CHALLENGE:
Locate the lines of the listing below that hold "this", then copy each of them.

EXERCISE MATERIAL:
* * *

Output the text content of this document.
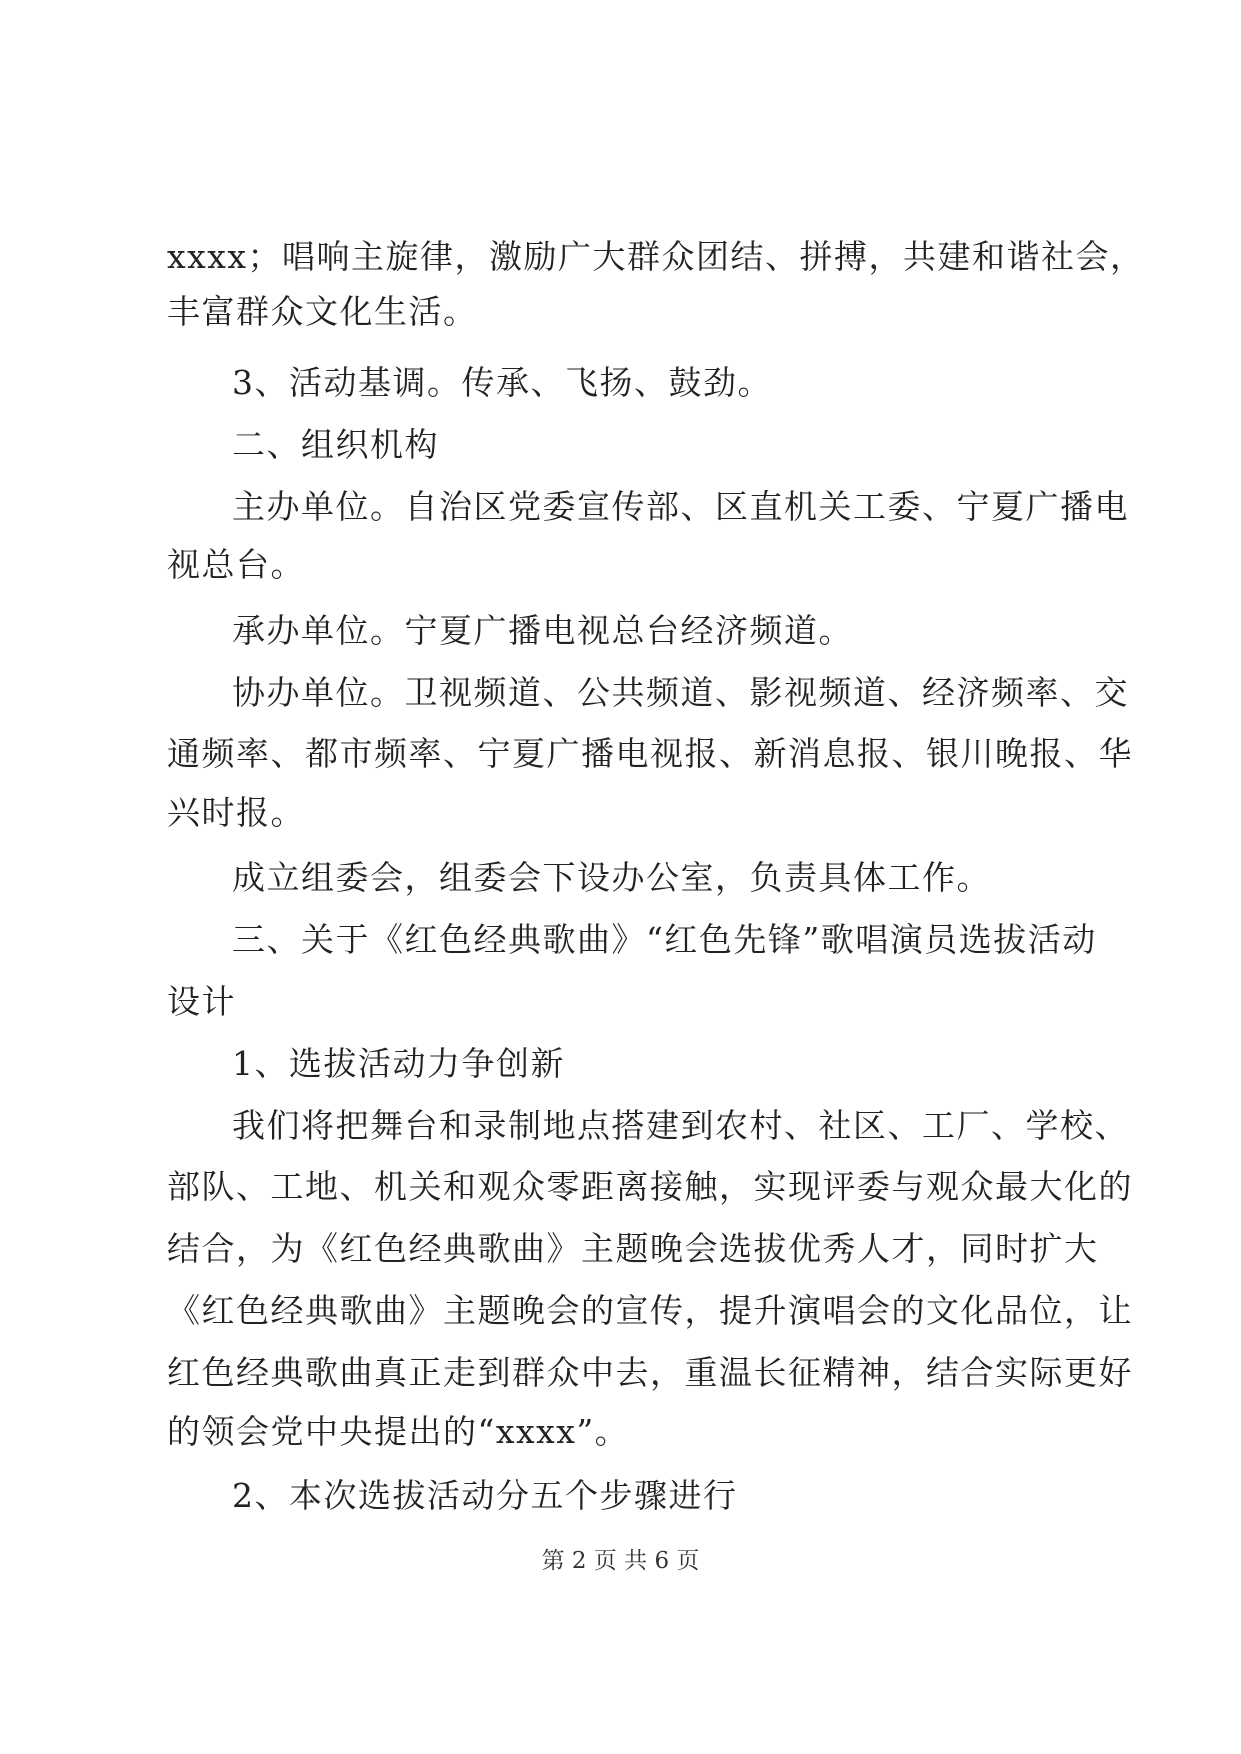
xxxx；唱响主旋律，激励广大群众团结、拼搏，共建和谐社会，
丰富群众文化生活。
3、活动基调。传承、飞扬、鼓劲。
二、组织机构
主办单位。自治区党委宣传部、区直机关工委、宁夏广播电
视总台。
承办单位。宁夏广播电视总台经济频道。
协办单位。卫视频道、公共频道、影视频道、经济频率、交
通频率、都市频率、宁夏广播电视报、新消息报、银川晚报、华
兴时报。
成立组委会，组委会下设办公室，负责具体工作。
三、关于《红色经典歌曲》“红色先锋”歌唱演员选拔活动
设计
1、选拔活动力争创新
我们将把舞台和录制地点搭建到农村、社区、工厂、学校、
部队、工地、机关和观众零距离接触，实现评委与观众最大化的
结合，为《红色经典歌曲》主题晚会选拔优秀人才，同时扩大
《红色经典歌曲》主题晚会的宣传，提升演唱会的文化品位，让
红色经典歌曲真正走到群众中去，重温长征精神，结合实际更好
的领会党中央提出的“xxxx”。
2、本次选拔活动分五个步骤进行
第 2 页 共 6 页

* * *

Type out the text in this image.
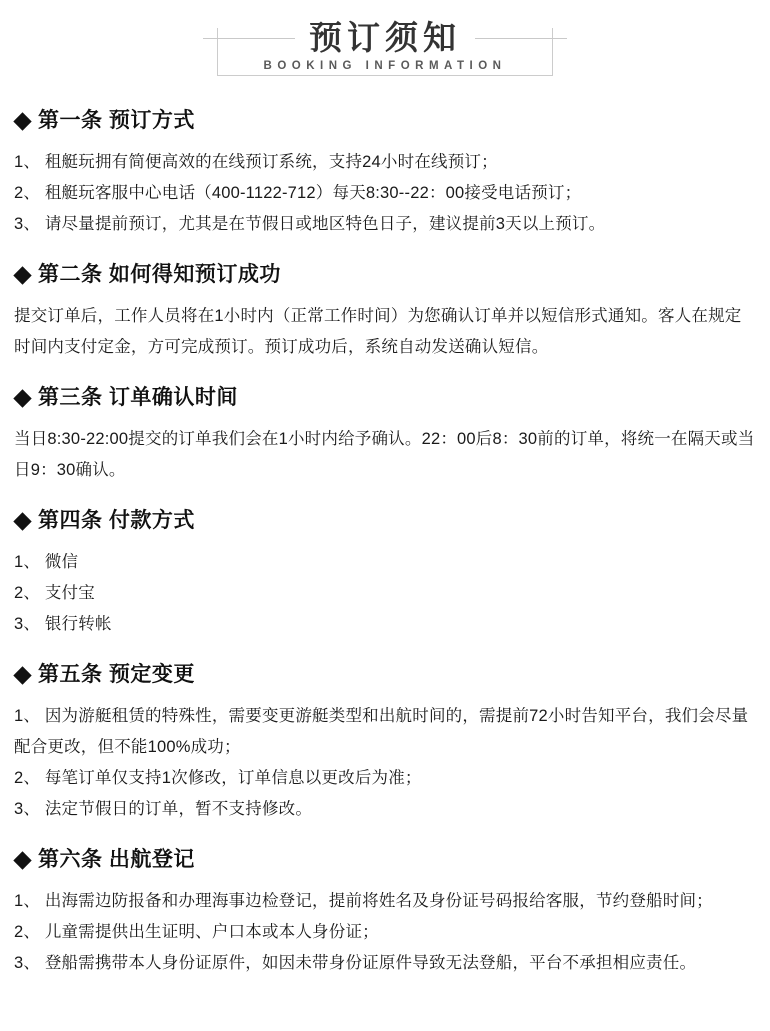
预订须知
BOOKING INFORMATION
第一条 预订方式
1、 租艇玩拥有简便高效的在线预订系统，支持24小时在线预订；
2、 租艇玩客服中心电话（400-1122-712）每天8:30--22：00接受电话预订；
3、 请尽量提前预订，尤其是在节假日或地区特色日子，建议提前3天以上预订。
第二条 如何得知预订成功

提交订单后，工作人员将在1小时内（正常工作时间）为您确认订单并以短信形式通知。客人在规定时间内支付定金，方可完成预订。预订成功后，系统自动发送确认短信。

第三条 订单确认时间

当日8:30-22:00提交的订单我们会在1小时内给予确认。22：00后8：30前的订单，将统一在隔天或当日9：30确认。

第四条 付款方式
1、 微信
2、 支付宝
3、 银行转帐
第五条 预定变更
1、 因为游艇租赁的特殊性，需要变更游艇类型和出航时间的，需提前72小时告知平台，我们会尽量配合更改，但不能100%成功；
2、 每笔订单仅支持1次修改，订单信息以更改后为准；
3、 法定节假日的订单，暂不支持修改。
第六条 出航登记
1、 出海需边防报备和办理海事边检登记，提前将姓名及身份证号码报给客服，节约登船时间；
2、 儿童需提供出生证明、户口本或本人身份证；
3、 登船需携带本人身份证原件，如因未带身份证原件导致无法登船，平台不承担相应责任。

* * *

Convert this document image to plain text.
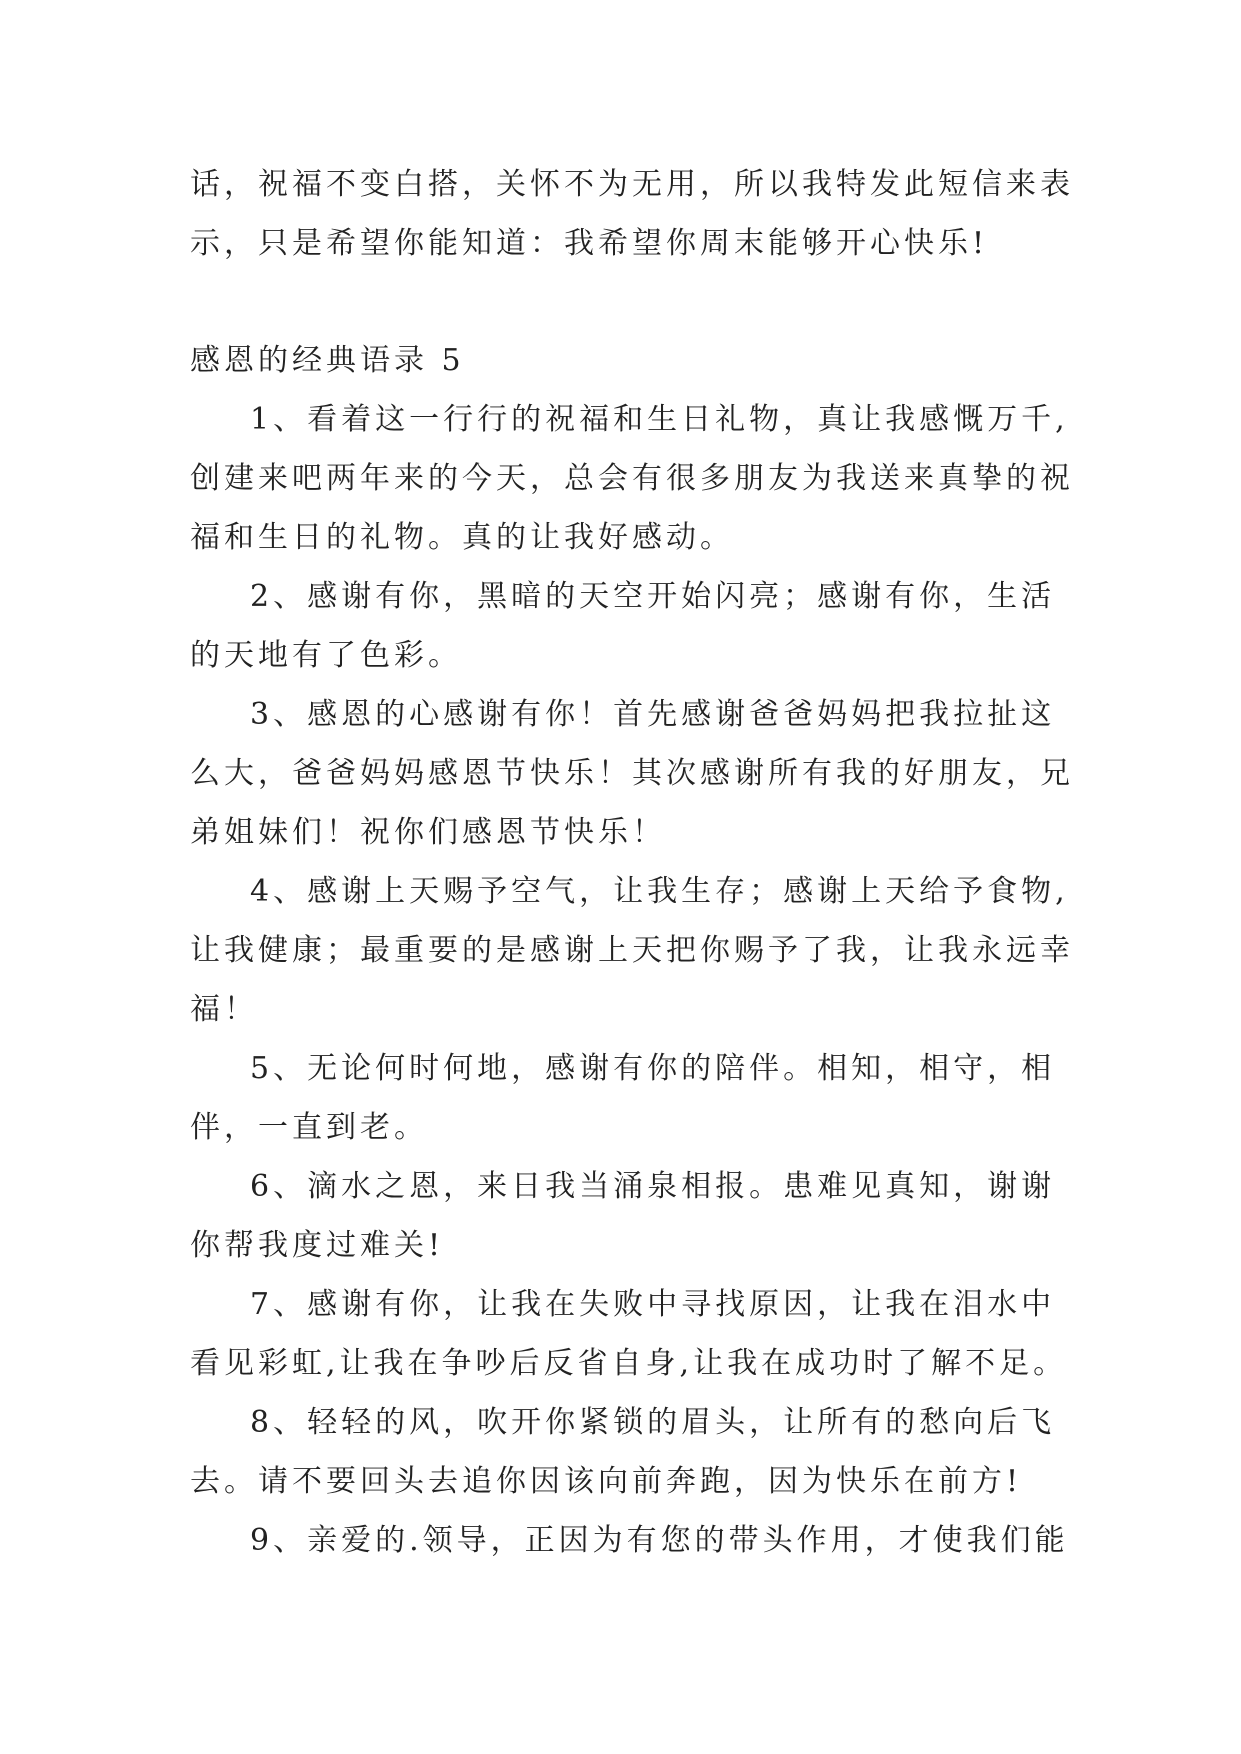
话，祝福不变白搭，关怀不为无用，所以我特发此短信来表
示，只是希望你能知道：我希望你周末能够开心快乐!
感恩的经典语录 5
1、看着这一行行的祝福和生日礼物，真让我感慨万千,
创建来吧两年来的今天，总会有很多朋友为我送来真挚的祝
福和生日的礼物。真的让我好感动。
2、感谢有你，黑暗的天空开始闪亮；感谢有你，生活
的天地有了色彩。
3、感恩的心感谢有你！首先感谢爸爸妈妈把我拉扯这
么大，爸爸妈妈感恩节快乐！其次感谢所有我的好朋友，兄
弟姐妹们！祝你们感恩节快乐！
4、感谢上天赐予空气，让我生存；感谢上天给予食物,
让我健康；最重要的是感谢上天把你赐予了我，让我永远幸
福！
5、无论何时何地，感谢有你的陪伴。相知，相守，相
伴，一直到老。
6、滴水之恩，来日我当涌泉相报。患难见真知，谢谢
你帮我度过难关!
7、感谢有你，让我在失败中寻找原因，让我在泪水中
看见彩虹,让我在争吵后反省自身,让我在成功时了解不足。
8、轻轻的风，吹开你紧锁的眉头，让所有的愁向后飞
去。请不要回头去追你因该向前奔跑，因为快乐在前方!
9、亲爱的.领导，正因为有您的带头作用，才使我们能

* * *

RESPONSE:
Output the text content of this document.
Type out the text in this image.
Convert this document image to plain text.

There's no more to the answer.